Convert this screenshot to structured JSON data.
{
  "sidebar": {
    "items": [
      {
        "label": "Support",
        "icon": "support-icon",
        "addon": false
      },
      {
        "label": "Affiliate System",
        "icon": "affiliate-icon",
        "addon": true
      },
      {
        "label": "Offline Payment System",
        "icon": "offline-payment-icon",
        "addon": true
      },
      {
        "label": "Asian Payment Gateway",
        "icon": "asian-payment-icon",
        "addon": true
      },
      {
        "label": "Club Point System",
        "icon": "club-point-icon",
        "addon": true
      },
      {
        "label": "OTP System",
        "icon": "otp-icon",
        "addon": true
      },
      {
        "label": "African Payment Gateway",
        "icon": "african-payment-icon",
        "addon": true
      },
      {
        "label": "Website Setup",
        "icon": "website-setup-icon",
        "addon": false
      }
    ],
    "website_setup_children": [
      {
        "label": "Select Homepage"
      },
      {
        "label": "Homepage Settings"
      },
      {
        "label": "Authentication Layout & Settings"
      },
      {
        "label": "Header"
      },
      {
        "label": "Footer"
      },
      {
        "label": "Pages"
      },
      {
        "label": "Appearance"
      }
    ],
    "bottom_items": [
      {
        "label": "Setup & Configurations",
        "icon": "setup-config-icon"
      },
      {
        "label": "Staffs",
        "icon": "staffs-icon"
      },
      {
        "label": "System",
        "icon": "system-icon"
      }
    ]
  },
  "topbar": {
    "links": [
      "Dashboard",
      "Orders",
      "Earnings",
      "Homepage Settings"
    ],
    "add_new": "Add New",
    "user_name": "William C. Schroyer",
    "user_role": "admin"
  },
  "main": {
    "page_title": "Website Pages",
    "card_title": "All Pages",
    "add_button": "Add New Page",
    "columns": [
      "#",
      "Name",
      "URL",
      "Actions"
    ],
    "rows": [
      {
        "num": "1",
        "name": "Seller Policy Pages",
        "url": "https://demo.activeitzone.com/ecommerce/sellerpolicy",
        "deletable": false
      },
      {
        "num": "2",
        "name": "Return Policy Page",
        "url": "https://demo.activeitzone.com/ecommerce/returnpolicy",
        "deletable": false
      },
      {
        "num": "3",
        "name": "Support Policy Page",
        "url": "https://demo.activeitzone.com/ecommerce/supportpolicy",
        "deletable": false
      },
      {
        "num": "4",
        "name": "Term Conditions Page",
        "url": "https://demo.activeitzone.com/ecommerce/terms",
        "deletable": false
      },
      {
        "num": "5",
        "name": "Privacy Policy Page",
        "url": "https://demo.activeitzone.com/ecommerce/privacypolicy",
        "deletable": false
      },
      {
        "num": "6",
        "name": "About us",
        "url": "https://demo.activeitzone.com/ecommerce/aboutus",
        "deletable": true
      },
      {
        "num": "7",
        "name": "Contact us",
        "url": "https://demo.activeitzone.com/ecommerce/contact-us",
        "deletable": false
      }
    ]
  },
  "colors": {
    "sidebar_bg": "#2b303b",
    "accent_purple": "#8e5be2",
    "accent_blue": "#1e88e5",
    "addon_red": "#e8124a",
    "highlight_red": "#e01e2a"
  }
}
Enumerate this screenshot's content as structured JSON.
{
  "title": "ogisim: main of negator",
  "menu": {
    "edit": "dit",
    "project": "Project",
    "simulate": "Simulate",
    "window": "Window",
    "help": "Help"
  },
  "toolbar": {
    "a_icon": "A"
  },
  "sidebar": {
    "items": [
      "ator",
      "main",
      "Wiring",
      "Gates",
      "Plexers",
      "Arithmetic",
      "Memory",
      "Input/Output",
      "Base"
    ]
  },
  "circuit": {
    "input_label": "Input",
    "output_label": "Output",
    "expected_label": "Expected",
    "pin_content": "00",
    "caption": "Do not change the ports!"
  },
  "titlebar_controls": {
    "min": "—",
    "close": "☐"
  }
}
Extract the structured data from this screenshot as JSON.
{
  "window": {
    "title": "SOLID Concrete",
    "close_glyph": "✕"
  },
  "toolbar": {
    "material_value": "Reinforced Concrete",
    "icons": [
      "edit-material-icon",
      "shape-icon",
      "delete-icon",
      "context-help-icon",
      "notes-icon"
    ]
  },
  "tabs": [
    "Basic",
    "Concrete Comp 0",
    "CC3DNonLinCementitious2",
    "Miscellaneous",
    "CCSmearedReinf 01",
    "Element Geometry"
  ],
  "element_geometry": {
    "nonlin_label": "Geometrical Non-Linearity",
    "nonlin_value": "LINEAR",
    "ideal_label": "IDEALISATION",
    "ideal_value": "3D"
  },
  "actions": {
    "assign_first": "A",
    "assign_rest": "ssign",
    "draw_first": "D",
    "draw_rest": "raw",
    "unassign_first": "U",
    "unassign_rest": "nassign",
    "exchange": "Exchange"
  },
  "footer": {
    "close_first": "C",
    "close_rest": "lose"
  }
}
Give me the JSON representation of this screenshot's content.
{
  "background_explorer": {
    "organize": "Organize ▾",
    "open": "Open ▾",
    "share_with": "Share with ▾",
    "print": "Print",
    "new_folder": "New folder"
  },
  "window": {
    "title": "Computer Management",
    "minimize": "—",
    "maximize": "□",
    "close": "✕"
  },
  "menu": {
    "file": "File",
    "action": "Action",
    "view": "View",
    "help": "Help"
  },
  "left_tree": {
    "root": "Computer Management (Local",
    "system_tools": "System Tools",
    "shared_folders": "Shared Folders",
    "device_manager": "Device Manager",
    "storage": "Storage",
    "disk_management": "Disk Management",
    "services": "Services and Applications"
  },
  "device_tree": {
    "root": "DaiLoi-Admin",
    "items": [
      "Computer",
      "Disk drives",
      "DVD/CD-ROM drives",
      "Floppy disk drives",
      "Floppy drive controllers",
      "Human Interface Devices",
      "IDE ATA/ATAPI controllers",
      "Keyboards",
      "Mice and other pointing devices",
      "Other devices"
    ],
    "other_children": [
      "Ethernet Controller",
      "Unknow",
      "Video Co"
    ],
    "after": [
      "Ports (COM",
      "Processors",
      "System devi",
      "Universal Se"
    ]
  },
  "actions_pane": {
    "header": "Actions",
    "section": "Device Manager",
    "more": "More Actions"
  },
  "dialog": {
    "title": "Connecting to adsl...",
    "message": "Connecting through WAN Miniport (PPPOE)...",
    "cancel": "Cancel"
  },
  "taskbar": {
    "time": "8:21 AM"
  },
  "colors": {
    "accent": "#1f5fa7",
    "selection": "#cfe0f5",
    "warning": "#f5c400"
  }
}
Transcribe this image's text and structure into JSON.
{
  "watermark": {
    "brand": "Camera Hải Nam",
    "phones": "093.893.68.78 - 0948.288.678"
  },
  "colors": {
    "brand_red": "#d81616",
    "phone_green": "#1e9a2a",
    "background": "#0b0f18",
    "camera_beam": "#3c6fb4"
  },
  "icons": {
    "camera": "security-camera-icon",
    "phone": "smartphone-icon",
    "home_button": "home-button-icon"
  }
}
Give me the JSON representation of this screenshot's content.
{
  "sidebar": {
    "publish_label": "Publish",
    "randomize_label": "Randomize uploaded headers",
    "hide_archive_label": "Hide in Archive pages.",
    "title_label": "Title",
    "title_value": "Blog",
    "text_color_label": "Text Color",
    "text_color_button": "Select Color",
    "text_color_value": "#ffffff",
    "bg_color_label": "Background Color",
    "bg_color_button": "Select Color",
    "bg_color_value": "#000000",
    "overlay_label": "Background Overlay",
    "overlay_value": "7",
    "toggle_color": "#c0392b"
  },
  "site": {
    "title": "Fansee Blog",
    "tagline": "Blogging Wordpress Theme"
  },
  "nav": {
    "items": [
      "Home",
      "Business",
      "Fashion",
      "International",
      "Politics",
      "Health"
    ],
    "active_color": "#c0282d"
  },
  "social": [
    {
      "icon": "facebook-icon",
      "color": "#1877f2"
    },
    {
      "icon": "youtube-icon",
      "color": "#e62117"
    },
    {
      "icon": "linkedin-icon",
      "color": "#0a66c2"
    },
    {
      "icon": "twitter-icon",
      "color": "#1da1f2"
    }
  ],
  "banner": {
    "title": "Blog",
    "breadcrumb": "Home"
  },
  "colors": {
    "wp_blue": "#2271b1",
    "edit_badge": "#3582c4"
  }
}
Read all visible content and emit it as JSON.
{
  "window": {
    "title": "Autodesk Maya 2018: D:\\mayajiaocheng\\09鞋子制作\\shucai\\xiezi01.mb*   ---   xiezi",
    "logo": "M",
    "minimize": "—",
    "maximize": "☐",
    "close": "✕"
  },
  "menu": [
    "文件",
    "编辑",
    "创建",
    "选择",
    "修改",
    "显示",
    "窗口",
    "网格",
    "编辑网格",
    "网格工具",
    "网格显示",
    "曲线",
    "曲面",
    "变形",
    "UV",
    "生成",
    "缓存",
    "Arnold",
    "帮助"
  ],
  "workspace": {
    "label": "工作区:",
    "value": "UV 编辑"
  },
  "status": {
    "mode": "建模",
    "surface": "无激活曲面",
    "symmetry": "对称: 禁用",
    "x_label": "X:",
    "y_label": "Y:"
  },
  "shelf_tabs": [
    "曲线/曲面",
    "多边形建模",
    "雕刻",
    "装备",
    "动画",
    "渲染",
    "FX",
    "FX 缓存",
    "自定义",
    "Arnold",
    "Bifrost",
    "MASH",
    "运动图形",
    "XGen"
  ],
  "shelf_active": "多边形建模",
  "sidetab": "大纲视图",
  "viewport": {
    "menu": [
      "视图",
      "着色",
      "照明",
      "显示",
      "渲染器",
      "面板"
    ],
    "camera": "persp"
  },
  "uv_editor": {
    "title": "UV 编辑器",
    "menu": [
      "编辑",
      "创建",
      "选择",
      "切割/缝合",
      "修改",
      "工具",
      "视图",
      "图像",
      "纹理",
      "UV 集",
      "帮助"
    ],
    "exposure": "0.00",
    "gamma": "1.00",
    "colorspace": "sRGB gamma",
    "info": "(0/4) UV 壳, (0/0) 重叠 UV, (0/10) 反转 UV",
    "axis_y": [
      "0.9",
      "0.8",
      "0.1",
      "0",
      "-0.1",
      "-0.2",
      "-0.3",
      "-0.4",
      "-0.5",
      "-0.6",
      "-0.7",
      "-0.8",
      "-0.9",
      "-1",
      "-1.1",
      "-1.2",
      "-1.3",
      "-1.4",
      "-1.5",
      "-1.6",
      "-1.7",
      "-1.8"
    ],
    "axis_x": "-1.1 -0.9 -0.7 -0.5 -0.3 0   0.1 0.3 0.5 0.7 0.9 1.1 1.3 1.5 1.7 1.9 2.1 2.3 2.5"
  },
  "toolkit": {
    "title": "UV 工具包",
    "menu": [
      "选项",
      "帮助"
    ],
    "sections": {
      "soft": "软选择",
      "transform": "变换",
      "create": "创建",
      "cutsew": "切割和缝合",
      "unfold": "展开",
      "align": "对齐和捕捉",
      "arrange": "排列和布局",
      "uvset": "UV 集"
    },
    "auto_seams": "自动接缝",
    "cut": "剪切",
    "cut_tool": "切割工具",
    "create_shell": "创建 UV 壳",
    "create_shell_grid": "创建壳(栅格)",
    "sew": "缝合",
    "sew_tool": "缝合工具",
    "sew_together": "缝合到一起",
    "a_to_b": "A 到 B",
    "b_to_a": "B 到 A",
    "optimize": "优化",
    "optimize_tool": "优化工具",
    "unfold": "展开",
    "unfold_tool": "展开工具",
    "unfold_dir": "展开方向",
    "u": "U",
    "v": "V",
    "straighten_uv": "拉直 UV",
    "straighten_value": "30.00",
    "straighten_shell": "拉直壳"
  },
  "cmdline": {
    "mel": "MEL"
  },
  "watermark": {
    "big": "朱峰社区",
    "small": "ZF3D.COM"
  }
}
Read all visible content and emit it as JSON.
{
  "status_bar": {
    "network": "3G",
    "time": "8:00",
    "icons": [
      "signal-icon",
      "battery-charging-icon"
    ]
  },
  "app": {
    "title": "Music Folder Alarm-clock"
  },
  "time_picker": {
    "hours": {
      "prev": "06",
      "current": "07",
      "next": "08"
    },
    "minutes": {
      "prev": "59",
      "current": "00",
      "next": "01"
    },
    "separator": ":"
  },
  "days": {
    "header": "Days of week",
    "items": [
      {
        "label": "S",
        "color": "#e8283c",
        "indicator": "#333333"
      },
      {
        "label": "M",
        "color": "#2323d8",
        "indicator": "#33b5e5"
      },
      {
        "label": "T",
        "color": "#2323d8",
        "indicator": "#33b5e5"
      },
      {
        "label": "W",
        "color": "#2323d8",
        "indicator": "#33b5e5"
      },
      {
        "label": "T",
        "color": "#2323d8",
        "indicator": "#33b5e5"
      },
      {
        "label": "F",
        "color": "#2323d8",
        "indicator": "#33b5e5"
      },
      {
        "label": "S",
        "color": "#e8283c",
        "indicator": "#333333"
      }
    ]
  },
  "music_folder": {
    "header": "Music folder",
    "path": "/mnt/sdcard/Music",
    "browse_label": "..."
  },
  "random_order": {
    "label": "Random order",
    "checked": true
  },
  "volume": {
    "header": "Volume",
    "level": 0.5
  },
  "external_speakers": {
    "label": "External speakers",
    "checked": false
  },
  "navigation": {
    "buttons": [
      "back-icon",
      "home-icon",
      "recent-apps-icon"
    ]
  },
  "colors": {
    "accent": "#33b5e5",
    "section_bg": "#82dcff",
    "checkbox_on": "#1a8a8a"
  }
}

──────────

--- Instructions to follow ---
Check each line of the entries above for the word "Connecting". List the ones that have it.

--- Worked answer ---
    "title": "Connecting to adsl...",
    "message": "Connecting through WAN Miniport (PPPOE)...",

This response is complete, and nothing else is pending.